Given instruction: Copy out each line of the data that holds the word "USDT".

Material to process:

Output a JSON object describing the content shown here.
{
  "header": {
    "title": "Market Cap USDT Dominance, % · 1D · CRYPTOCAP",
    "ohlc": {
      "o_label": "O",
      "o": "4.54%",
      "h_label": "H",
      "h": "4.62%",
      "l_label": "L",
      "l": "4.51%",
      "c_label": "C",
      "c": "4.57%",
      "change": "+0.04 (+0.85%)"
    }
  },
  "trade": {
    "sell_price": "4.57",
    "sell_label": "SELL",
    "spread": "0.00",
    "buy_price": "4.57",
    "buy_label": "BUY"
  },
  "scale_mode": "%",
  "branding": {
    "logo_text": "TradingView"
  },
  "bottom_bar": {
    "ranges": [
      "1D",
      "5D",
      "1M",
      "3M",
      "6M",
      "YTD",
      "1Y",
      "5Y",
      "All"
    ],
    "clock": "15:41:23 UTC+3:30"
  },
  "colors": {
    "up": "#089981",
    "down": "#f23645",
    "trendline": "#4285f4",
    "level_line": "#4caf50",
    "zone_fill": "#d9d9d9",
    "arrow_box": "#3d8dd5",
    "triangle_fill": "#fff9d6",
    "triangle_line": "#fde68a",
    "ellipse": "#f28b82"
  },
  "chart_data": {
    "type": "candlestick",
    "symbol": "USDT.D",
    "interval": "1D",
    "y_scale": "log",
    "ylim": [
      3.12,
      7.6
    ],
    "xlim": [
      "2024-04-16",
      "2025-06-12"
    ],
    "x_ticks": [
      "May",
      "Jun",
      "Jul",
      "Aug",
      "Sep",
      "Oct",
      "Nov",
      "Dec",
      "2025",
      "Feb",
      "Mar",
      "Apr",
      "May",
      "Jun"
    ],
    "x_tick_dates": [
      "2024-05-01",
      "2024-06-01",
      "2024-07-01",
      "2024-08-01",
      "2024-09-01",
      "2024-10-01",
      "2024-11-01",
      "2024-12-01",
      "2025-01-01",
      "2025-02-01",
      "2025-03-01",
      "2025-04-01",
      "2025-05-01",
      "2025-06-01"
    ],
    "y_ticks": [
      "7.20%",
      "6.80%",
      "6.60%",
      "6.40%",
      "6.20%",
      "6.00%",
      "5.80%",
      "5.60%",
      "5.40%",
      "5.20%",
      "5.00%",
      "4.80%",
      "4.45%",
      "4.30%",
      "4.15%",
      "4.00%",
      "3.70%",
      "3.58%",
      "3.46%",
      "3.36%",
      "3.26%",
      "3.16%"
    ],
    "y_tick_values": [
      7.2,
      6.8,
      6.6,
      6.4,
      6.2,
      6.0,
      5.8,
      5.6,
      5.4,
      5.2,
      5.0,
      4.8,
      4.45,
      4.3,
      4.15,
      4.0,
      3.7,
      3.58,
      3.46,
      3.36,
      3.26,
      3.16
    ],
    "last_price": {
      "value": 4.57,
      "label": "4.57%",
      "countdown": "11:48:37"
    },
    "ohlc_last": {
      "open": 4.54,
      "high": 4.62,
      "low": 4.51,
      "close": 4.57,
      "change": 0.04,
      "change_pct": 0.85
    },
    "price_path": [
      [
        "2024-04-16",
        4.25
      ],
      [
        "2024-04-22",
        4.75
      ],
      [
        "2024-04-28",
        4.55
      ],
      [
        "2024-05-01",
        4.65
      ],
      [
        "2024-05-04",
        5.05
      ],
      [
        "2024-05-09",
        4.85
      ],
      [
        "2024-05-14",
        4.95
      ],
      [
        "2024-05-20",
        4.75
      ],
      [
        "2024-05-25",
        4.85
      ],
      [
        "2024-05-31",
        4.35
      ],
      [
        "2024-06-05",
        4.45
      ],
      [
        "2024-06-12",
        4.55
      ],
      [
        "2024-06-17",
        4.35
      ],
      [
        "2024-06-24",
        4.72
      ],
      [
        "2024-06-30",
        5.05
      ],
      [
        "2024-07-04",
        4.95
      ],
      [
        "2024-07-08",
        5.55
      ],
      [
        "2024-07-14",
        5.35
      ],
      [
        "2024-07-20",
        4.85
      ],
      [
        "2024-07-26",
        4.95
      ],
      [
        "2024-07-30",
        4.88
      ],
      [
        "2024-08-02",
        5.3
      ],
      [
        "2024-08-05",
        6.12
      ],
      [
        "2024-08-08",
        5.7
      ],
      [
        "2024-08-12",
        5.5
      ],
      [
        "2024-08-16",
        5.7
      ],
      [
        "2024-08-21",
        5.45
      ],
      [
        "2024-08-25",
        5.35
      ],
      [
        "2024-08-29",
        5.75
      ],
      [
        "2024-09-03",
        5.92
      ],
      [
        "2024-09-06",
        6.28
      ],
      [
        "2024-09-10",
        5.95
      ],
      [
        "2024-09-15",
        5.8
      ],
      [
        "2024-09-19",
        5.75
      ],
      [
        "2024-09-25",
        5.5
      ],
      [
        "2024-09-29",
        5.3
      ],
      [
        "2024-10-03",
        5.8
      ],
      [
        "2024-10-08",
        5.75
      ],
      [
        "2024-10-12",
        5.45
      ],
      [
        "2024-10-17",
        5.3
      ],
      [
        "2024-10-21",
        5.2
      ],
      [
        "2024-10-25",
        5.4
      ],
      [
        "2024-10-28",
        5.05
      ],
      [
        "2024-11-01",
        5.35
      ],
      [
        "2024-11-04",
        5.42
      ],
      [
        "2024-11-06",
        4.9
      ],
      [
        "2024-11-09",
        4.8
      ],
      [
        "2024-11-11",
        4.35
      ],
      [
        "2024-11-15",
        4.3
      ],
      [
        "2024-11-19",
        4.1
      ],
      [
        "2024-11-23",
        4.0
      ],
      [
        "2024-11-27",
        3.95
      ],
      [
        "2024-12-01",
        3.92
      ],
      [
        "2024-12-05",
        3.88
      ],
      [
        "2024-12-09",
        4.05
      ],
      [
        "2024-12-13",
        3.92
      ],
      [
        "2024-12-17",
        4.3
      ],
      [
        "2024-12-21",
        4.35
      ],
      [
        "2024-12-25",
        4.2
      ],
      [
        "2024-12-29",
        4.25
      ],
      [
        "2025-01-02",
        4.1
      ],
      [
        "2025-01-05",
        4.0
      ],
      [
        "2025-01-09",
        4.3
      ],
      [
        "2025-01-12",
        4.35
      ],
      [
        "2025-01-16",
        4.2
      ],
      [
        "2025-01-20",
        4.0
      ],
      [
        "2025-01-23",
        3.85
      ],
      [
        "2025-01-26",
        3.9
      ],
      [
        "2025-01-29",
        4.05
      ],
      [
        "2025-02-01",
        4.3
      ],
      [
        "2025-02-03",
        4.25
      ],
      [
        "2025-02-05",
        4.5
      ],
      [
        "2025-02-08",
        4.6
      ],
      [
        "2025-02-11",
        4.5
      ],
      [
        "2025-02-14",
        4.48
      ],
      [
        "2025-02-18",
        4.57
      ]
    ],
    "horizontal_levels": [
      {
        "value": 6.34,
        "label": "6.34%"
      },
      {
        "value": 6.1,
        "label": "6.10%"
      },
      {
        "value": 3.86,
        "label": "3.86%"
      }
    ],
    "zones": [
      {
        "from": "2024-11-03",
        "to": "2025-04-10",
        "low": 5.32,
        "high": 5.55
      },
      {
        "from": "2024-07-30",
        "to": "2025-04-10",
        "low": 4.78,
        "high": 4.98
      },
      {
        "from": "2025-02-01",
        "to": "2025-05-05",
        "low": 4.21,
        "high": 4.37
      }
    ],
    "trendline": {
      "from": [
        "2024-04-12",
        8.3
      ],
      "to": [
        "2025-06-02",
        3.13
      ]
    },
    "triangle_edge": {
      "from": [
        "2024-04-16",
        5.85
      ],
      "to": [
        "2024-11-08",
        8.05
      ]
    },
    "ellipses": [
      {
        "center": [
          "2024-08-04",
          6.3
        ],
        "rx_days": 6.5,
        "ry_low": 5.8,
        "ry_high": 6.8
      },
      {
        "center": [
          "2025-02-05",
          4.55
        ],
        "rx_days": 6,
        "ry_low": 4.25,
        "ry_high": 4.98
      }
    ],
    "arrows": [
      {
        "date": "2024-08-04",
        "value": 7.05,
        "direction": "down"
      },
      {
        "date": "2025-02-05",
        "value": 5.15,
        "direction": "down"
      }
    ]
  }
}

Exercise solution:
    "title": "Market Cap USDT Dominance, % · 1D · CRYPTOCAP",
    "symbol": "USDT.D",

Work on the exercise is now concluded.